**BRIEF:** Go through the records underneath and write each one out again exactly.

**RECORDS FOR THE TASK:**
▬▬▬

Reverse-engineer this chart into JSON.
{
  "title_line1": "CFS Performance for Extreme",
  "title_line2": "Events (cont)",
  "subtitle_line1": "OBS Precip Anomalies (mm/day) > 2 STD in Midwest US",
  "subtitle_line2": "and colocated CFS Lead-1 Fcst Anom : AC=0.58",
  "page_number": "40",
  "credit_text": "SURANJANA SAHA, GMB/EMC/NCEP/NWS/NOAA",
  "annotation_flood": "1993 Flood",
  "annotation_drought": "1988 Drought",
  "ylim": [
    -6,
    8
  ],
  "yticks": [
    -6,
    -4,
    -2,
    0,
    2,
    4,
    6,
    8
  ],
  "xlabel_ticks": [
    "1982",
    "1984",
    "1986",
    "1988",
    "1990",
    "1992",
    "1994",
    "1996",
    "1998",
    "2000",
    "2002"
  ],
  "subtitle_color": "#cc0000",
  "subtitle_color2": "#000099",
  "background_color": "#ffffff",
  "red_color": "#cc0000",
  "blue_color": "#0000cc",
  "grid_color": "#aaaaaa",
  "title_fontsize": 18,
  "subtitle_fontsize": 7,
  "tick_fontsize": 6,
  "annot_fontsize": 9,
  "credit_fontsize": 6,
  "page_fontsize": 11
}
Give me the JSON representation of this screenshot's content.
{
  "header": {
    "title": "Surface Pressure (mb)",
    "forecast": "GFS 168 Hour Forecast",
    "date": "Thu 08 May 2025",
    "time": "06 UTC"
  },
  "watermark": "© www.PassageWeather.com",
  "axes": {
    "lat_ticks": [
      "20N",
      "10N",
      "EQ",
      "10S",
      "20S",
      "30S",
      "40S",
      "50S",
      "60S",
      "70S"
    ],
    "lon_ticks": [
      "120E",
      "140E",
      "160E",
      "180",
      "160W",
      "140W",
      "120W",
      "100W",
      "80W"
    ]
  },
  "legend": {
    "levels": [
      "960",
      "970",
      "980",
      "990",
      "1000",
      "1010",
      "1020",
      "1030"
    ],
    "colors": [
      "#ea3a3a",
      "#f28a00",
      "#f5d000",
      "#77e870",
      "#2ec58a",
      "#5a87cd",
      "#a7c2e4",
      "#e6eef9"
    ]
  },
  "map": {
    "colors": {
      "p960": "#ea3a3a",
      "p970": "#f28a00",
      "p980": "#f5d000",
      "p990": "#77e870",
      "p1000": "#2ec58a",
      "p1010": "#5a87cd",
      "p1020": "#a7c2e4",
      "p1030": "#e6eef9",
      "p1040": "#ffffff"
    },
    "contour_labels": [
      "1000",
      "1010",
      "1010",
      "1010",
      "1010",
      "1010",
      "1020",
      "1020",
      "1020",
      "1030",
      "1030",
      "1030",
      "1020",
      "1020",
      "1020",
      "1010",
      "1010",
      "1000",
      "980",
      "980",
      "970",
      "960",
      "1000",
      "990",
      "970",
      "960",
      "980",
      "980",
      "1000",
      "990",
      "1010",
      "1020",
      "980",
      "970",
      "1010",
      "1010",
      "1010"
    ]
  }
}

▬▬▬

**SOLVED EXERCISE:**
Reverse-engineer this chart into JSON.
{
  "title_line1": "CFS Performance for Extreme",
  "title_line2": "Events (cont)",
  "subtitle_line1": "OBS Precip Anomalies (mm/day) > 2 STD in Midwest US",
  "subtitle_line2": "and colocated CFS Lead-1 Fcst Anom : AC=0.58",
  "page_number": "40",
  "credit_text": "SURANJANA SAHA, GMB/EMC/NCEP/NWS/NOAA",
  "annotation_flood": "1993 Flood",
  "annotation_drought": "1988 Drought",
  "ylim": [
    -6,
    8
  ],
  "yticks": [
    -6,
    -4,
    -2,
    0,
    2,
    4,
    6,
    8
  ],
  "xlabel_ticks": [
    "1982",
    "1984",
    "1986",
    "1988",
    "1990",
    "1992",
    "1994",
    "1996",
    "1998",
    "2000",
    "2002"
  ],
  "subtitle_color": "#cc0000",
  "subtitle_color2": "#000099",
  "background_color": "#ffffff",
  "red_color": "#cc0000",
  "blue_color": "#0000cc",
  "grid_color": "#aaaaaa",
  "title_fontsize": 18,
  "subtitle_fontsize": 7,
  "tick_fontsize": 6,
  "annot_fontsize": 9,
  "credit_fontsize": 6,
  "page_fontsize": 11
}
Give me the JSON representation of this screenshot's content.
{
  "header": {
    "title": "Surface Pressure (mb)",
    "forecast": "GFS 168 Hour Forecast",
    "date": "Thu 08 May 2025",
    "time": "06 UTC"
  },
  "watermark": "© www.PassageWeather.com",
  "axes": {
    "lat_ticks": [
      "20N",
      "10N",
      "EQ",
      "10S",
      "20S",
      "30S",
      "40S",
      "50S",
      "60S",
      "70S"
    ],
    "lon_ticks": [
      "120E",
      "140E",
      "160E",
      "180",
      "160W",
      "140W",
      "120W",
      "100W",
      "80W"
    ]
  },
  "legend": {
    "levels": [
      "960",
      "970",
      "980",
      "990",
      "1000",
      "1010",
      "1020",
      "1030"
    ],
    "colors": [
      "#ea3a3a",
      "#f28a00",
      "#f5d000",
      "#77e870",
      "#2ec58a",
      "#5a87cd",
      "#a7c2e4",
      "#e6eef9"
    ]
  },
  "map": {
    "colors": {
      "p960": "#ea3a3a",
      "p970": "#f28a00",
      "p980": "#f5d000",
      "p990": "#77e870",
      "p1000": "#2ec58a",
      "p1010": "#5a87cd",
      "p1020": "#a7c2e4",
      "p1030": "#e6eef9",
      "p1040": "#ffffff"
    },
    "contour_labels": [
      "1000",
      "1010",
      "1010",
      "1010",
      "1010",
      "1010",
      "1020",
      "1020",
      "1020",
      "1030",
      "1030",
      "1030",
      "1020",
      "1020",
      "1020",
      "1010",
      "1010",
      "1000",
      "980",
      "980",
      "970",
      "960",
      "1000",
      "990",
      "970",
      "960",
      "980",
      "980",
      "1000",
      "990",
      "1010",
      "1020",
      "980",
      "970",
      "1010",
      "1010",
      "1010"
    ]
  }
}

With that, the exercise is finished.